Pick out all lines in the listing holding the string "Skifte" and copy them.

**Stored rows**
— begin —
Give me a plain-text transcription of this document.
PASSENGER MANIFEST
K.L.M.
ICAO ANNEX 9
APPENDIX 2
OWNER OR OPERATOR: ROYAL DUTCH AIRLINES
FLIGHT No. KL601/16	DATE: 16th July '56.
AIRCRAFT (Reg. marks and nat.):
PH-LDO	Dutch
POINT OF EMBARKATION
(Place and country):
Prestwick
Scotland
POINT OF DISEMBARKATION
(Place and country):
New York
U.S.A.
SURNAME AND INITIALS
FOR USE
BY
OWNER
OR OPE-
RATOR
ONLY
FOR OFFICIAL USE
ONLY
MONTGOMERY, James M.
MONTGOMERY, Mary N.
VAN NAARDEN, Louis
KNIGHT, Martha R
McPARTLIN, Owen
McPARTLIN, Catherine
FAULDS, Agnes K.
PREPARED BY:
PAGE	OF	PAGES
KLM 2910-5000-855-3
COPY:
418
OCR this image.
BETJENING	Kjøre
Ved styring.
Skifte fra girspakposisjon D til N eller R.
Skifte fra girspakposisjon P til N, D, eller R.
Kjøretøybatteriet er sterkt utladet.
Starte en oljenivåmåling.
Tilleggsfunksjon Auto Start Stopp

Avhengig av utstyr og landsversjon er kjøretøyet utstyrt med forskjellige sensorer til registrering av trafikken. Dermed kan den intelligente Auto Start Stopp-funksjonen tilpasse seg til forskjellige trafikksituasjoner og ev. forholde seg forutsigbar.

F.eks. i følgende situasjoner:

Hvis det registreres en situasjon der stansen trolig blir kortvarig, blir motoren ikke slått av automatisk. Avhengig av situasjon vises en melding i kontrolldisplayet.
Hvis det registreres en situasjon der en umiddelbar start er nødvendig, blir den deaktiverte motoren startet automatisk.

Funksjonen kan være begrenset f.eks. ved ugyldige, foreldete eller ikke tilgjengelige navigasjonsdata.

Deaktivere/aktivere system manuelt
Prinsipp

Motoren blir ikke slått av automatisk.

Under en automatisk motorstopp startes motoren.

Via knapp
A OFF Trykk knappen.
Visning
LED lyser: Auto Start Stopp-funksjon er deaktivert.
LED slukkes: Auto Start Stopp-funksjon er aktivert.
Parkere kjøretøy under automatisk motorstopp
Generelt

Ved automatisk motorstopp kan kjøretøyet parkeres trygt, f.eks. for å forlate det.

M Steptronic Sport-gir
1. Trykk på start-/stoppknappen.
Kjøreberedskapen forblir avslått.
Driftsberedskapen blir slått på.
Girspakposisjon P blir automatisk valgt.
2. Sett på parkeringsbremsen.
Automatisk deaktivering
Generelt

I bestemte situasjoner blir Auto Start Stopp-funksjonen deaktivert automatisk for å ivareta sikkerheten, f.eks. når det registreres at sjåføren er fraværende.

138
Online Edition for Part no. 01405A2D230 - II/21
— end —
**Solution for this problem**
Skifte fra girspakposisjon D til N eller R.
Skifte fra girspakposisjon P til N, D, eller R.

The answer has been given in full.